**Records to process:**

§

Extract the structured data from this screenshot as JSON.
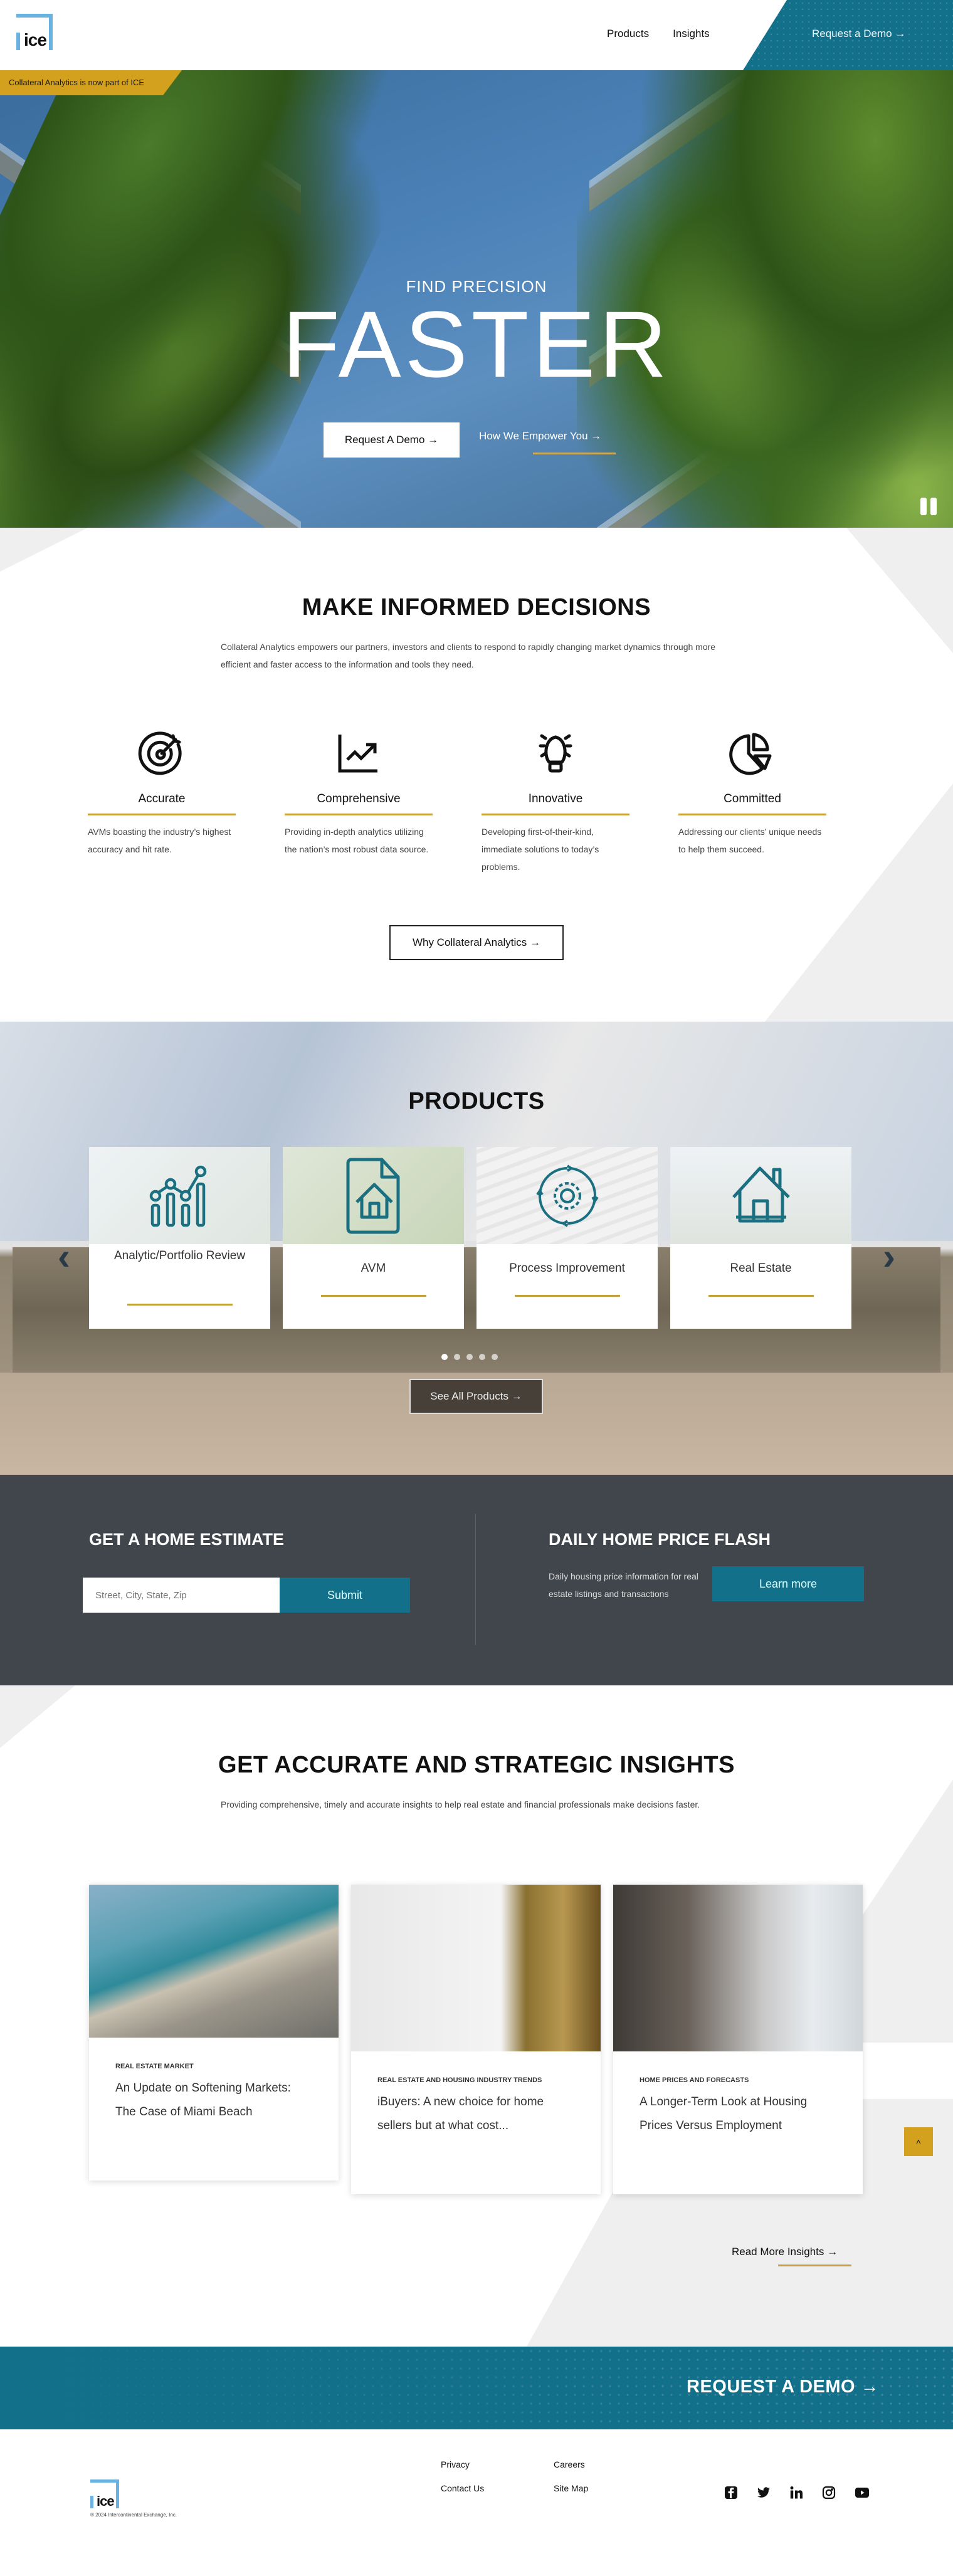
{
  "header": {
    "logo_text": "ice",
    "nav": [
      "Products",
      "Insights"
    ],
    "demo_link": "Request a Demo →"
  },
  "hero": {
    "banner": "Collateral Analytics is now part of ICE",
    "subtitle": "FIND PRECISION",
    "title": "FASTER",
    "primary_button": "Request A Demo →",
    "secondary_link": "How We Empower You →",
    "pause_icon": "pause-icon"
  },
  "decisions": {
    "title": "MAKE INFORMED DECISIONS",
    "intro": "Collateral Analytics empowers our partners, investors and clients to respond to rapidly changing market dynamics through more efficient and faster access to the information and tools they need.",
    "features": [
      {
        "icon": "target-icon",
        "title": "Accurate",
        "text": "AVMs boasting the industry’s highest accuracy and hit rate."
      },
      {
        "icon": "trend-chart-icon",
        "title": "Comprehensive",
        "text": "Providing in-depth analytics utilizing the nation’s most robust data source."
      },
      {
        "icon": "lightbulb-icon",
        "title": "Innovative",
        "text": "Developing first-of-their-kind, immediate solutions to today’s problems."
      },
      {
        "icon": "pie-chart-icon",
        "title": "Committed",
        "text": "Addressing our clients’ unique needs to help them succeed."
      }
    ],
    "button": "Why Collateral Analytics →"
  },
  "products": {
    "title": "PRODUCTS",
    "cards": [
      {
        "icon": "analytics-chart-icon",
        "label": "Analytic/Portfolio Review"
      },
      {
        "icon": "house-document-icon",
        "label": "AVM"
      },
      {
        "icon": "gear-cycle-icon",
        "label": "Process Improvement"
      },
      {
        "icon": "house-icon",
        "label": "Real Estate"
      }
    ],
    "carousel_pages": 5,
    "carousel_active": 1,
    "button": "See All Products →"
  },
  "estimate": {
    "title": "GET A HOME ESTIMATE",
    "input_placeholder": "Street, City, State, Zip",
    "submit": "Submit",
    "flash_title": "DAILY HOME PRICE FLASH",
    "flash_text": "Daily housing price information for real estate listings and transactions",
    "flash_button": "Learn more"
  },
  "insights": {
    "title": "GET ACCURATE AND STRATEGIC INSIGHTS",
    "intro": "Providing comprehensive, timely and accurate insights to help real estate and financial professionals make decisions faster.",
    "cards": [
      {
        "category": "REAL ESTATE MARKET",
        "title": "An Update on Softening Markets: The Case of Miami Beach"
      },
      {
        "category": "REAL ESTATE AND HOUSING INDUSTRY TRENDS",
        "title": "iBuyers: A new choice for home sellers but at what cost..."
      },
      {
        "category": "HOME PRICES AND FORECASTS",
        "title": "A Longer-Term Look at Housing Prices Versus Employment"
      }
    ],
    "read_more": "Read More Insights →",
    "back_to_top": "˄"
  },
  "cta": {
    "label": "REQUEST A DEMO →"
  },
  "footer": {
    "logo_text": "ice",
    "copyright": "® 2024 Intercontinental Exchange, Inc.",
    "links_col1": [
      "Privacy",
      "Contact Us"
    ],
    "links_col2": [
      "Careers",
      "Site Map"
    ],
    "social": [
      "facebook-icon",
      "twitter-icon",
      "linkedin-icon",
      "instagram-icon",
      "youtube-icon"
    ]
  },
  "colors": {
    "teal": "#12708a",
    "gold": "#d3a11e",
    "dark": "#40464b",
    "logo_blue": "#6ab3e0"
  }
}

§

**Exercise:**
Find and copy each line above that includes the string "house".

**Output of the task:**
        "icon": "house-document-icon",
        "icon": "house-icon",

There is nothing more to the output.